= Beginning of Section =
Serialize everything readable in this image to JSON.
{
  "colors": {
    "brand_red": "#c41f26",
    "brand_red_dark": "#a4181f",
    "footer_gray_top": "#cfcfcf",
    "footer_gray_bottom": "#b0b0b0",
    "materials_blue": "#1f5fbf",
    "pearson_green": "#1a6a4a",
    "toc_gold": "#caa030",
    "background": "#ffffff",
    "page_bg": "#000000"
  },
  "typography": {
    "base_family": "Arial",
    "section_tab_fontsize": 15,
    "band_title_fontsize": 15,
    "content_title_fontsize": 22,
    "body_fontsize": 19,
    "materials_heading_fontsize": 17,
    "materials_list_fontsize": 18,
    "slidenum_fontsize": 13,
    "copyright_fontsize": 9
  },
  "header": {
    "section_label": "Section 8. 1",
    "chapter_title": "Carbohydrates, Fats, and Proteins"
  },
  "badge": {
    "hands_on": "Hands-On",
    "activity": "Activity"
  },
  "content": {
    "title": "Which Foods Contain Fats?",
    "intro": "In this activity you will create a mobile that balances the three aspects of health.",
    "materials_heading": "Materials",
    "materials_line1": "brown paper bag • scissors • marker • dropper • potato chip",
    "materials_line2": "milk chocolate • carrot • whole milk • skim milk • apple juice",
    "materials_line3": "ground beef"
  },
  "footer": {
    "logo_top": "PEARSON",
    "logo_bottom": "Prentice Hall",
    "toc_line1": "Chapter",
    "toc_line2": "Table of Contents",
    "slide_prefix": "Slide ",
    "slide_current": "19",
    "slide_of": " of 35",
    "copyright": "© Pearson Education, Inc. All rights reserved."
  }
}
= End of Section =
The full listing above should be repeated without omission.

* _Exercise solution_:
Serialize everything readable in this image to JSON.
{
  "colors": {
    "brand_red": "#c41f26",
    "brand_red_dark": "#a4181f",
    "footer_gray_top": "#cfcfcf",
    "footer_gray_bottom": "#b0b0b0",
    "materials_blue": "#1f5fbf",
    "pearson_green": "#1a6a4a",
    "toc_gold": "#caa030",
    "background": "#ffffff",
    "page_bg": "#000000"
  },
  "typography": {
    "base_family": "Arial",
    "section_tab_fontsize": 15,
    "band_title_fontsize": 15,
    "content_title_fontsize": 22,
    "body_fontsize": 19,
    "materials_heading_fontsize": 17,
    "materials_list_fontsize": 18,
    "slidenum_fontsize": 13,
    "copyright_fontsize": 9
  },
  "header": {
    "section_label": "Section 8. 1",
    "chapter_title": "Carbohydrates, Fats, and Proteins"
  },
  "badge": {
    "hands_on": "Hands-On",
    "activity": "Activity"
  },
  "content": {
    "title": "Which Foods Contain Fats?",
    "intro": "In this activity you will create a mobile that balances the three aspects of health.",
    "materials_heading": "Materials",
    "materials_line1": "brown paper bag • scissors • marker • dropper • potato chip",
    "materials_line2": "milk chocolate • carrot • whole milk • skim milk • apple juice",
    "materials_line3": "ground beef"
  },
  "footer": {
    "logo_top": "PEARSON",
    "logo_bottom": "Prentice Hall",
    "toc_line1": "Chapter",
    "toc_line2": "Table of Contents",
    "slide_prefix": "Slide ",
    "slide_current": "19",
    "slide_of": " of 35",
    "copyright": "© Pearson Education, Inc. All rights reserved."
  }
}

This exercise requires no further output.